* _To do_:
What you return should match every record exactly, with the images removed.

---------- Raw data

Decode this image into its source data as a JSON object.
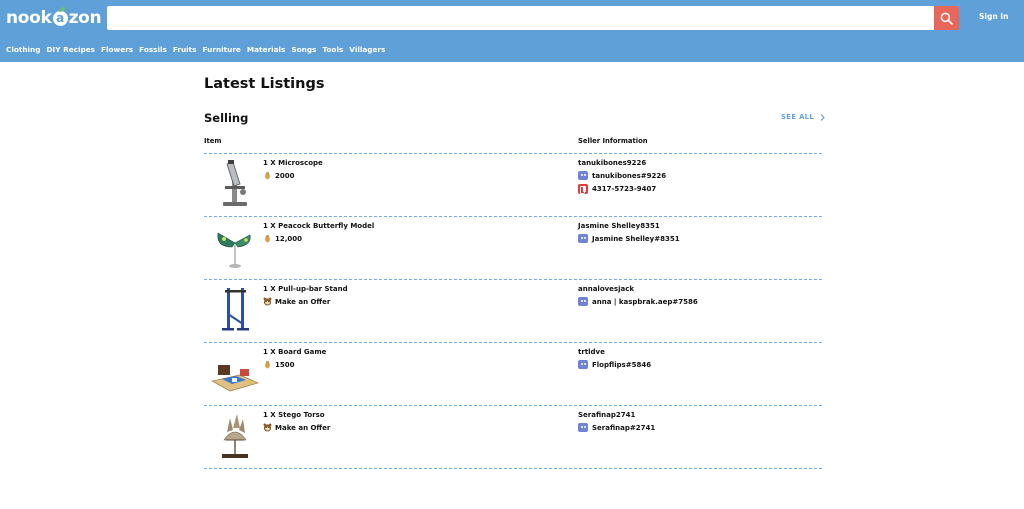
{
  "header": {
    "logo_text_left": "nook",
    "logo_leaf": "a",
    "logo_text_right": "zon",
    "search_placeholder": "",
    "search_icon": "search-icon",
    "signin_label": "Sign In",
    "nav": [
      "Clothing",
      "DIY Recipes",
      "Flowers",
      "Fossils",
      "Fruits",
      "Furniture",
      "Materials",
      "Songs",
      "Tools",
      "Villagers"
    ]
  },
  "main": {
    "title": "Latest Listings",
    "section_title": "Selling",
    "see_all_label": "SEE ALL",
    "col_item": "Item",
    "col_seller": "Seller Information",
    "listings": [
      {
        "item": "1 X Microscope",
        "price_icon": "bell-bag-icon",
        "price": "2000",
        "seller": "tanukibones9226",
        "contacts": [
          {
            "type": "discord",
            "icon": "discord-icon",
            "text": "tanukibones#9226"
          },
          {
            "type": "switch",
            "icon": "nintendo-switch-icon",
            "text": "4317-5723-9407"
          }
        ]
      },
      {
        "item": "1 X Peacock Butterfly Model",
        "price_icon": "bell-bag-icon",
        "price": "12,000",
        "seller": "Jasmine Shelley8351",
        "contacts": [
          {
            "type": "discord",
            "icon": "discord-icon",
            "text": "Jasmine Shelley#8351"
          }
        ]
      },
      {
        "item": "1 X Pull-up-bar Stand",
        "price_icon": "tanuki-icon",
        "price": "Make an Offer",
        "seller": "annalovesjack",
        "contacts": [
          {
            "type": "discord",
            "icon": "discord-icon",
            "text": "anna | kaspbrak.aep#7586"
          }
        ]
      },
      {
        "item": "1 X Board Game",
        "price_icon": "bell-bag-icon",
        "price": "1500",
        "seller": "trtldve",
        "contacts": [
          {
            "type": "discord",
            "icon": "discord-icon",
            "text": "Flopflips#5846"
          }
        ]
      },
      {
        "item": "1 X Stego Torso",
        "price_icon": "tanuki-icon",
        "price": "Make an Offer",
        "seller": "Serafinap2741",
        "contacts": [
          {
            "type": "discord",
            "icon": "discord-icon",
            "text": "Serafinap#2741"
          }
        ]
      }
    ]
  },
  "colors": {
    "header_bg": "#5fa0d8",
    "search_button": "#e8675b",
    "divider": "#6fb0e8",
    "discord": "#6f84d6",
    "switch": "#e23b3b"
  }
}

--------------------

* _Solution to the problem_:
Decode this image into its source data as a JSON object.
{
  "header": {
    "logo_text_left": "nook",
    "logo_leaf": "a",
    "logo_text_right": "zon",
    "search_placeholder": "",
    "search_icon": "search-icon",
    "signin_label": "Sign In",
    "nav": [
      "Clothing",
      "DIY Recipes",
      "Flowers",
      "Fossils",
      "Fruits",
      "Furniture",
      "Materials",
      "Songs",
      "Tools",
      "Villagers"
    ]
  },
  "main": {
    "title": "Latest Listings",
    "section_title": "Selling",
    "see_all_label": "SEE ALL",
    "col_item": "Item",
    "col_seller": "Seller Information",
    "listings": [
      {
        "item": "1 X Microscope",
        "price_icon": "bell-bag-icon",
        "price": "2000",
        "seller": "tanukibones9226",
        "contacts": [
          {
            "type": "discord",
            "icon": "discord-icon",
            "text": "tanukibones#9226"
          },
          {
            "type": "switch",
            "icon": "nintendo-switch-icon",
            "text": "4317-5723-9407"
          }
        ]
      },
      {
        "item": "1 X Peacock Butterfly Model",
        "price_icon": "bell-bag-icon",
        "price": "12,000",
        "seller": "Jasmine Shelley8351",
        "contacts": [
          {
            "type": "discord",
            "icon": "discord-icon",
            "text": "Jasmine Shelley#8351"
          }
        ]
      },
      {
        "item": "1 X Pull-up-bar Stand",
        "price_icon": "tanuki-icon",
        "price": "Make an Offer",
        "seller": "annalovesjack",
        "contacts": [
          {
            "type": "discord",
            "icon": "discord-icon",
            "text": "anna | kaspbrak.aep#7586"
          }
        ]
      },
      {
        "item": "1 X Board Game",
        "price_icon": "bell-bag-icon",
        "price": "1500",
        "seller": "trtldve",
        "contacts": [
          {
            "type": "discord",
            "icon": "discord-icon",
            "text": "Flopflips#5846"
          }
        ]
      },
      {
        "item": "1 X Stego Torso",
        "price_icon": "tanuki-icon",
        "price": "Make an Offer",
        "seller": "Serafinap2741",
        "contacts": [
          {
            "type": "discord",
            "icon": "discord-icon",
            "text": "Serafinap#2741"
          }
        ]
      }
    ]
  },
  "colors": {
    "header_bg": "#5fa0d8",
    "search_button": "#e8675b",
    "divider": "#6fb0e8",
    "discord": "#6f84d6",
    "switch": "#e23b3b"
  }
}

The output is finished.